Records that describe figures:

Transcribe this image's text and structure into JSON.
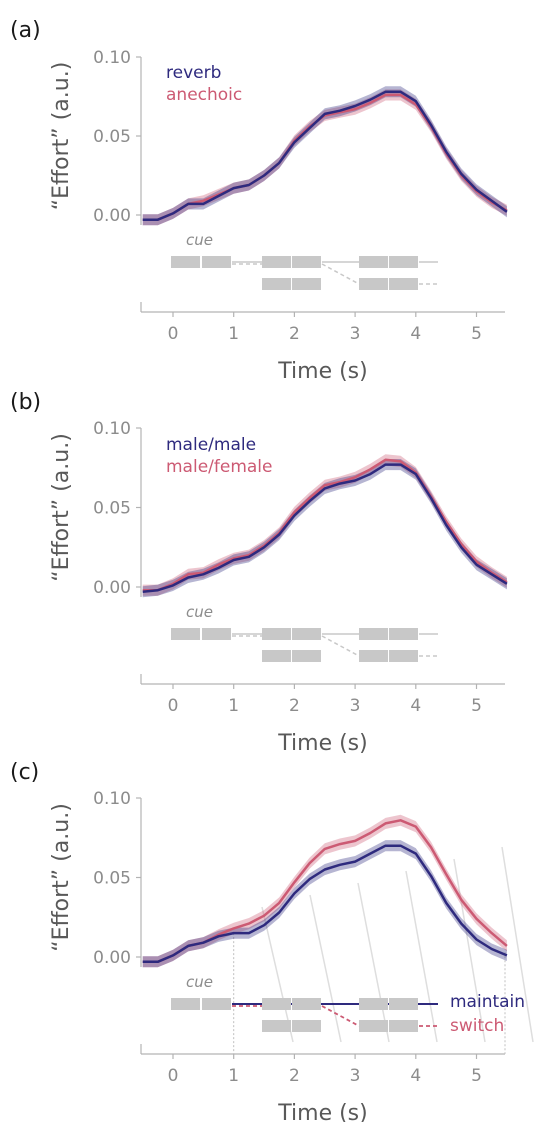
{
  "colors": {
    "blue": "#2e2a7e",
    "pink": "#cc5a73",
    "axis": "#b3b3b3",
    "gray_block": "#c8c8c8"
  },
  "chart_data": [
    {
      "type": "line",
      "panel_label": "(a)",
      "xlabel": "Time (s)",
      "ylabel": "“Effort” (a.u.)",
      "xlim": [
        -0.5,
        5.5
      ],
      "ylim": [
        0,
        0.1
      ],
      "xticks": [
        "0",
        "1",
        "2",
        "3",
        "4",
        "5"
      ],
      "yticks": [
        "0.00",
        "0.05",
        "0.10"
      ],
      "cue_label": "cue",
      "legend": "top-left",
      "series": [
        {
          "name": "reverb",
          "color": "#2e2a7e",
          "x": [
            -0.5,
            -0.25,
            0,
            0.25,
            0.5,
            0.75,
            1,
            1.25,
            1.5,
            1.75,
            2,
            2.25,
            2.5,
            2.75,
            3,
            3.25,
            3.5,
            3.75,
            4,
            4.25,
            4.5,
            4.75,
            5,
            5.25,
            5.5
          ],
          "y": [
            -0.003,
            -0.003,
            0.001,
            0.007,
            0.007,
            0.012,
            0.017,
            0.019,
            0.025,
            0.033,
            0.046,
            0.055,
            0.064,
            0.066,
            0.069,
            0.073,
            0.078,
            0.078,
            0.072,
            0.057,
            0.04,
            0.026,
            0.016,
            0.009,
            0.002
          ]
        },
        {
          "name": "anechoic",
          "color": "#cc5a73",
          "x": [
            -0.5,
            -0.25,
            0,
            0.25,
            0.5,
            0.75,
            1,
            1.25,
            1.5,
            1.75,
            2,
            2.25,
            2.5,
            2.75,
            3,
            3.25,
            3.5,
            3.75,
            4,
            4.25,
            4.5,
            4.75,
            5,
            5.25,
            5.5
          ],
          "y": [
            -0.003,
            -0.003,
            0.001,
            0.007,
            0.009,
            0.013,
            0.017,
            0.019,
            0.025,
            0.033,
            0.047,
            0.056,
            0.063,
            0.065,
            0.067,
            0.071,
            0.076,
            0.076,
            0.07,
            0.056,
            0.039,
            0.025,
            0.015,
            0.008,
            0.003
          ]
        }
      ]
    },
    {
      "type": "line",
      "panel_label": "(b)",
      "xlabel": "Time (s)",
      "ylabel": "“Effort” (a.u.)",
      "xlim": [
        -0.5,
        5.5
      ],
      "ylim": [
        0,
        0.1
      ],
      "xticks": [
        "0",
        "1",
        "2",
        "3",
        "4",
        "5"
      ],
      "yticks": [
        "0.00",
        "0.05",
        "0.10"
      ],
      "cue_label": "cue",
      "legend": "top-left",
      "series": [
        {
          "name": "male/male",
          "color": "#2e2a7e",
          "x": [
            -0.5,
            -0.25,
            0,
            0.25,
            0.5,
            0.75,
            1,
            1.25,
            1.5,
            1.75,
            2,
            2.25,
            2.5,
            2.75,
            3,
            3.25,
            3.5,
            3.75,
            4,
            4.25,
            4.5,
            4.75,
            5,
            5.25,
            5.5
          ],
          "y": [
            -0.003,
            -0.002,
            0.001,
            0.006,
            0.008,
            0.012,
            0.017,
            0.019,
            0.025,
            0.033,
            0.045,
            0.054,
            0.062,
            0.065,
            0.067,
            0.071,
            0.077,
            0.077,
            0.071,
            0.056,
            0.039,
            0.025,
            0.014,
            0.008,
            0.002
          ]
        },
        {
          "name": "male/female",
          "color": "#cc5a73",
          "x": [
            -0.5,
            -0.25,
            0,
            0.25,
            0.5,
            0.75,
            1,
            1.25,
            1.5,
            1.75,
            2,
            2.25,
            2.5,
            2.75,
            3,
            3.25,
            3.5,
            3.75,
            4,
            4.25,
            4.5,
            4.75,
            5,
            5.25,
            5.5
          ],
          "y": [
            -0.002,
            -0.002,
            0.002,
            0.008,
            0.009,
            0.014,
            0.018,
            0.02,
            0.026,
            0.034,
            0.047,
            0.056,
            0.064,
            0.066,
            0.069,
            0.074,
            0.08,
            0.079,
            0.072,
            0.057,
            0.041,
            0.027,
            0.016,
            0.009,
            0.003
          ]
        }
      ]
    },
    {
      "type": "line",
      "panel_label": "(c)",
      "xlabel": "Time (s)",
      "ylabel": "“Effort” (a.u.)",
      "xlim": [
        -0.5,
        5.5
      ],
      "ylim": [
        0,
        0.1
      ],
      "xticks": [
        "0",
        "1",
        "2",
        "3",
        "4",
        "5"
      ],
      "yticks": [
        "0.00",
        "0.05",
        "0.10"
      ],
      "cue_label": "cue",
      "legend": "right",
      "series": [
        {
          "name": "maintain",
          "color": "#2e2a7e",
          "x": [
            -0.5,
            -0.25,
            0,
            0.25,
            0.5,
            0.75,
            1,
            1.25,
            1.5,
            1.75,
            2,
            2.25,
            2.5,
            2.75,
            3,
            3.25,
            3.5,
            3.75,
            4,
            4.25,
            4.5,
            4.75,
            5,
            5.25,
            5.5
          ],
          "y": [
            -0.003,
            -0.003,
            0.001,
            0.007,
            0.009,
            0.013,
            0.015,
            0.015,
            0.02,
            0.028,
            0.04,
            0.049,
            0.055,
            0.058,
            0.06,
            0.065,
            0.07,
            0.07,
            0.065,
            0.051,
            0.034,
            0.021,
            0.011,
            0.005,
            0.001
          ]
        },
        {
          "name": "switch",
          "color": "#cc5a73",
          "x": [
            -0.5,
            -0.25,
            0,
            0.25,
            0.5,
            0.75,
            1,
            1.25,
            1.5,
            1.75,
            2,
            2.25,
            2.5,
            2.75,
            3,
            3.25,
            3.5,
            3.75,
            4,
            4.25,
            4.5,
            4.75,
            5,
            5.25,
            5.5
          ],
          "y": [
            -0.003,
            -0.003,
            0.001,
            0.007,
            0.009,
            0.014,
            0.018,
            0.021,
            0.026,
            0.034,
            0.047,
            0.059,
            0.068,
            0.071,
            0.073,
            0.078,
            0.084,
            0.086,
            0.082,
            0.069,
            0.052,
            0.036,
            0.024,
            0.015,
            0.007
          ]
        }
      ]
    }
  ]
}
* * *
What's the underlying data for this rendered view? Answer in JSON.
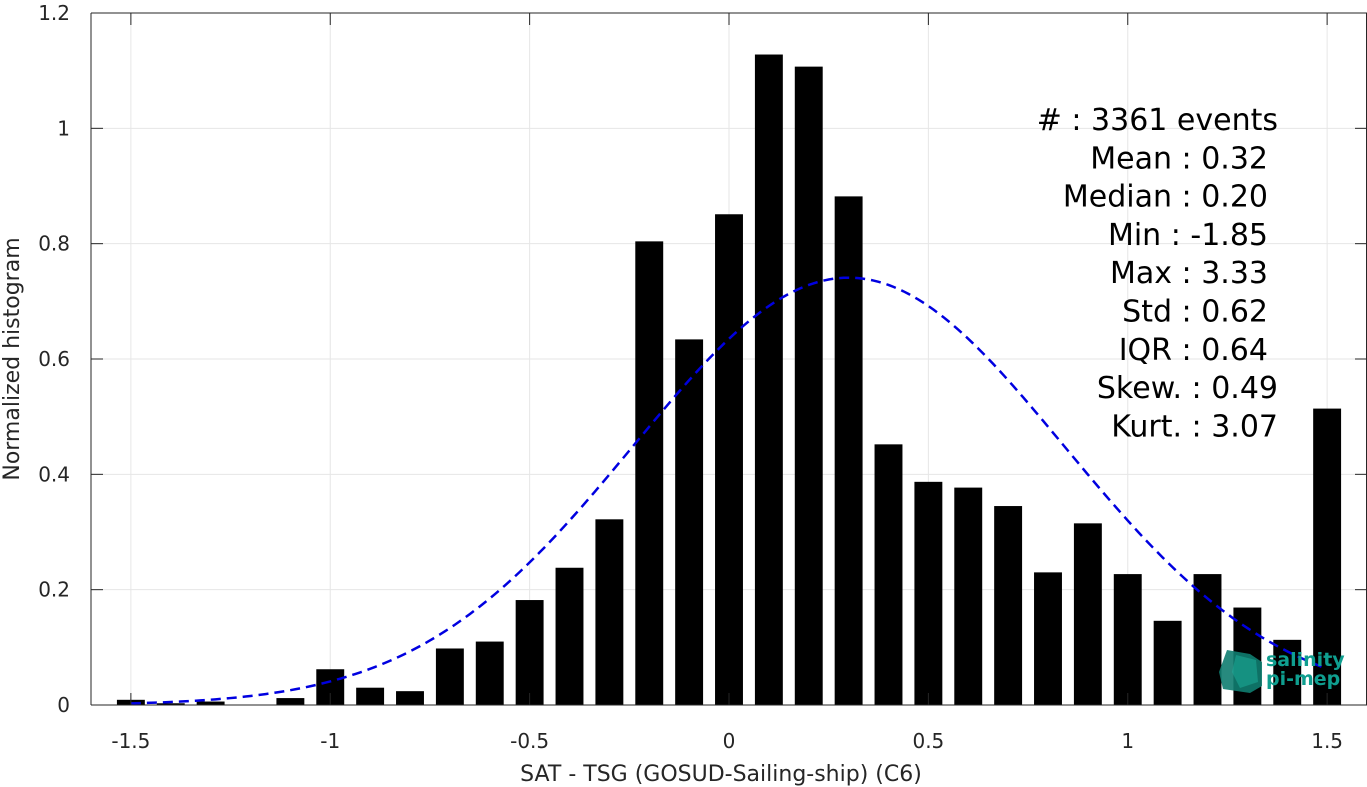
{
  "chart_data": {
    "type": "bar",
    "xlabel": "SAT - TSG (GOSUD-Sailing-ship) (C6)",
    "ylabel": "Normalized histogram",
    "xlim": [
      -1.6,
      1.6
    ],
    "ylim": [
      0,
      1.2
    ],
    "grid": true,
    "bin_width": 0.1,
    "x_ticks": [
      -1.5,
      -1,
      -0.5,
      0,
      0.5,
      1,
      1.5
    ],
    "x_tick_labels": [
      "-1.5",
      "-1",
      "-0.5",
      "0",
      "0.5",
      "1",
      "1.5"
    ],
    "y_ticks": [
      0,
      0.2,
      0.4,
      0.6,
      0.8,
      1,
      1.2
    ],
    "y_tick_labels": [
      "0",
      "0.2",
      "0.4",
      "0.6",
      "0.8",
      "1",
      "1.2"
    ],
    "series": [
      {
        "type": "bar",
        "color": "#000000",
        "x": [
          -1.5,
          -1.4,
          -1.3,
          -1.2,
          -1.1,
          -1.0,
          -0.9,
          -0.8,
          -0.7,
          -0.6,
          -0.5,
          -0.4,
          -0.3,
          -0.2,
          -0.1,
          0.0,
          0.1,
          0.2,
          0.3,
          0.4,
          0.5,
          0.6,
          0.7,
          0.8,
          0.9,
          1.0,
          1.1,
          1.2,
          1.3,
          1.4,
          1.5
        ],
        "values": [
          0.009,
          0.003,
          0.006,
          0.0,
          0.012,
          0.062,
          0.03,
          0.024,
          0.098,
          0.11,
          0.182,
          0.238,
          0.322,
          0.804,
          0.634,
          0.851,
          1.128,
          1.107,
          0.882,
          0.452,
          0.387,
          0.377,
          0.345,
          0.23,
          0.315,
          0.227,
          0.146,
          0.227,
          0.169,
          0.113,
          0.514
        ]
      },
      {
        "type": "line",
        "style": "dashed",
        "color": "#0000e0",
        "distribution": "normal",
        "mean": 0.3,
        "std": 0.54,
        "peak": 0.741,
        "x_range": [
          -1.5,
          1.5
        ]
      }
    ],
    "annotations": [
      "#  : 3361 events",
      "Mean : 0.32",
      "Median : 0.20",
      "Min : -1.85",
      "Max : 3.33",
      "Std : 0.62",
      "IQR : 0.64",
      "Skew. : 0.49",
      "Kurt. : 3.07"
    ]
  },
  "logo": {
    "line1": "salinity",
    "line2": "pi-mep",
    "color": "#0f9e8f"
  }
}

What you have to do: From the data above, show each line that contains "JSON".

Result for this task:
Transcribe this image's text and structure into JSON.
What's the underlying data for this rendered view? Answer in JSON.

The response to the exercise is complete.